#### INSTRUCTION:
Output every record below exactly as it appears.

• • •

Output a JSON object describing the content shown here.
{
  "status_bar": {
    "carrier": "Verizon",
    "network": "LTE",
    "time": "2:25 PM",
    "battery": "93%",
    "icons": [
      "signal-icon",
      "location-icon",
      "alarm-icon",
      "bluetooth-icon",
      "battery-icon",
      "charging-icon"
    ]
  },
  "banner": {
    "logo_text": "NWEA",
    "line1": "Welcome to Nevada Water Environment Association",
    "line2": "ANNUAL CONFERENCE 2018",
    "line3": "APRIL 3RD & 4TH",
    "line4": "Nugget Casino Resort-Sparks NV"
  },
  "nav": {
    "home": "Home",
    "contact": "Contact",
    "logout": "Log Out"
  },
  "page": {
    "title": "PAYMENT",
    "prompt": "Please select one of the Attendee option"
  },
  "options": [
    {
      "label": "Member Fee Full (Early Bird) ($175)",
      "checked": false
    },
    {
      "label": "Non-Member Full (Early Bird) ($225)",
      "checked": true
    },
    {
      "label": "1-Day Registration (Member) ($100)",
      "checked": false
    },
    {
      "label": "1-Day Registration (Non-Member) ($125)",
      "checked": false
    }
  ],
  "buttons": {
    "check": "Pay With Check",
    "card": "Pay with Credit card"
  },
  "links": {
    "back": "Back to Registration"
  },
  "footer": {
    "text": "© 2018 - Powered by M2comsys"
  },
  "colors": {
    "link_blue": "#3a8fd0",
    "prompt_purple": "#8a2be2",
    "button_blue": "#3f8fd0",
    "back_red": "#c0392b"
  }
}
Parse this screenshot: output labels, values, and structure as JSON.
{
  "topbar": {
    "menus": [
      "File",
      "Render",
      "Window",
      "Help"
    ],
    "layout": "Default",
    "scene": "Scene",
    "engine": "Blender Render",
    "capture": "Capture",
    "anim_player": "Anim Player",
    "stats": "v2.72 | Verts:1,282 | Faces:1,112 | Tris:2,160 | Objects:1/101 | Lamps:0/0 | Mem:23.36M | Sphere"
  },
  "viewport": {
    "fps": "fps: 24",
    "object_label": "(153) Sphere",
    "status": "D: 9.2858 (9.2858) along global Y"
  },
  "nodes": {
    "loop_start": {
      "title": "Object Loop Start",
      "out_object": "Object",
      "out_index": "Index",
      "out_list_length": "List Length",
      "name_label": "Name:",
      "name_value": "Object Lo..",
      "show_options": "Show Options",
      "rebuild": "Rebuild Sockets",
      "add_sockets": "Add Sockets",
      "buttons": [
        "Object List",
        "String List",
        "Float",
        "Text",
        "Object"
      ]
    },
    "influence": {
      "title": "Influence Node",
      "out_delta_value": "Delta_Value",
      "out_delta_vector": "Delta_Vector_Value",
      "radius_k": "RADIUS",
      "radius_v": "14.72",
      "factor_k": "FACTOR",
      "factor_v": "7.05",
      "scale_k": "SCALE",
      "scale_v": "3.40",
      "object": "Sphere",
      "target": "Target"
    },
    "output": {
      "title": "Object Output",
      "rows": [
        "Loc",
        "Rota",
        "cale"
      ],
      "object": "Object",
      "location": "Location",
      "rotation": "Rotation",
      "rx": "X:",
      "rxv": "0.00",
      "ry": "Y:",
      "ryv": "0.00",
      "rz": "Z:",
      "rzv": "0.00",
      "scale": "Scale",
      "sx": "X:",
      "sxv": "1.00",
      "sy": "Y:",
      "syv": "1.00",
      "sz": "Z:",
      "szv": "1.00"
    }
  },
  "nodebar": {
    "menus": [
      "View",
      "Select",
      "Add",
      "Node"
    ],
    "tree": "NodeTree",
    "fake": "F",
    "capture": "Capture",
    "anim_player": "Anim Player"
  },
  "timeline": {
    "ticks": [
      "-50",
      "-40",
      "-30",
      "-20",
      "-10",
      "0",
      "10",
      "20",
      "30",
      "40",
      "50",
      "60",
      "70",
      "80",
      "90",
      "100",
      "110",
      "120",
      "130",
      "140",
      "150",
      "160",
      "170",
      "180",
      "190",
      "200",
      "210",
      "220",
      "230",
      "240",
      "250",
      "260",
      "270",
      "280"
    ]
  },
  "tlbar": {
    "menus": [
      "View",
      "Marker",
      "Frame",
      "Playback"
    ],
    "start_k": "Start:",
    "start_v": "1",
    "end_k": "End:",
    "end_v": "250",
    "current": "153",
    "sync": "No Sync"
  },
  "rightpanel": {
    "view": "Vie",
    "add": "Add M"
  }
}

• • •

#### EXPECTED ANSWER:
Output a JSON object describing the content shown here.
{
  "status_bar": {
    "carrier": "Verizon",
    "network": "LTE",
    "time": "2:25 PM",
    "battery": "93%",
    "icons": [
      "signal-icon",
      "location-icon",
      "alarm-icon",
      "bluetooth-icon",
      "battery-icon",
      "charging-icon"
    ]
  },
  "banner": {
    "logo_text": "NWEA",
    "line1": "Welcome to Nevada Water Environment Association",
    "line2": "ANNUAL CONFERENCE 2018",
    "line3": "APRIL 3RD & 4TH",
    "line4": "Nugget Casino Resort-Sparks NV"
  },
  "nav": {
    "home": "Home",
    "contact": "Contact",
    "logout": "Log Out"
  },
  "page": {
    "title": "PAYMENT",
    "prompt": "Please select one of the Attendee option"
  },
  "options": [
    {
      "label": "Member Fee Full (Early Bird) ($175)",
      "checked": false
    },
    {
      "label": "Non-Member Full (Early Bird) ($225)",
      "checked": true
    },
    {
      "label": "1-Day Registration (Member) ($100)",
      "checked": false
    },
    {
      "label": "1-Day Registration (Non-Member) ($125)",
      "checked": false
    }
  ],
  "buttons": {
    "check": "Pay With Check",
    "card": "Pay with Credit card"
  },
  "links": {
    "back": "Back to Registration"
  },
  "footer": {
    "text": "© 2018 - Powered by M2comsys"
  },
  "colors": {
    "link_blue": "#3a8fd0",
    "prompt_purple": "#8a2be2",
    "button_blue": "#3f8fd0",
    "back_red": "#c0392b"
  }
}
Parse this screenshot: output labels, values, and structure as JSON.
{
  "topbar": {
    "menus": [
      "File",
      "Render",
      "Window",
      "Help"
    ],
    "layout": "Default",
    "scene": "Scene",
    "engine": "Blender Render",
    "capture": "Capture",
    "anim_player": "Anim Player",
    "stats": "v2.72 | Verts:1,282 | Faces:1,112 | Tris:2,160 | Objects:1/101 | Lamps:0/0 | Mem:23.36M | Sphere"
  },
  "viewport": {
    "fps": "fps: 24",
    "object_label": "(153) Sphere",
    "status": "D: 9.2858 (9.2858) along global Y"
  },
  "nodes": {
    "loop_start": {
      "title": "Object Loop Start",
      "out_object": "Object",
      "out_index": "Index",
      "out_list_length": "List Length",
      "name_label": "Name:",
      "name_value": "Object Lo..",
      "show_options": "Show Options",
      "rebuild": "Rebuild Sockets",
      "add_sockets": "Add Sockets",
      "buttons": [
        "Object List",
        "String List",
        "Float",
        "Text",
        "Object"
      ]
    },
    "influence": {
      "title": "Influence Node",
      "out_delta_value": "Delta_Value",
      "out_delta_vector": "Delta_Vector_Value",
      "radius_k": "RADIUS",
      "radius_v": "14.72",
      "factor_k": "FACTOR",
      "factor_v": "7.05",
      "scale_k": "SCALE",
      "scale_v": "3.40",
      "object": "Sphere",
      "target": "Target"
    },
    "output": {
      "title": "Object Output",
      "rows": [
        "Loc",
        "Rota",
        "cale"
      ],
      "object": "Object",
      "location": "Location",
      "rotation": "Rotation",
      "rx": "X:",
      "rxv": "0.00",
      "ry": "Y:",
      "ryv": "0.00",
      "rz": "Z:",
      "rzv": "0.00",
      "scale": "Scale",
      "sx": "X:",
      "sxv": "1.00",
      "sy": "Y:",
      "syv": "1.00",
      "sz": "Z:",
      "szv": "1.00"
    }
  },
  "nodebar": {
    "menus": [
      "View",
      "Select",
      "Add",
      "Node"
    ],
    "tree": "NodeTree",
    "fake": "F",
    "capture": "Capture",
    "anim_player": "Anim Player"
  },
  "timeline": {
    "ticks": [
      "-50",
      "-40",
      "-30",
      "-20",
      "-10",
      "0",
      "10",
      "20",
      "30",
      "40",
      "50",
      "60",
      "70",
      "80",
      "90",
      "100",
      "110",
      "120",
      "130",
      "140",
      "150",
      "160",
      "170",
      "180",
      "190",
      "200",
      "210",
      "220",
      "230",
      "240",
      "250",
      "260",
      "270",
      "280"
    ]
  },
  "tlbar": {
    "menus": [
      "View",
      "Marker",
      "Frame",
      "Playback"
    ],
    "start_k": "Start:",
    "start_v": "1",
    "end_k": "End:",
    "end_v": "250",
    "current": "153",
    "sync": "No Sync"
  },
  "rightpanel": {
    "view": "Vie",
    "add": "Add M"
  }
}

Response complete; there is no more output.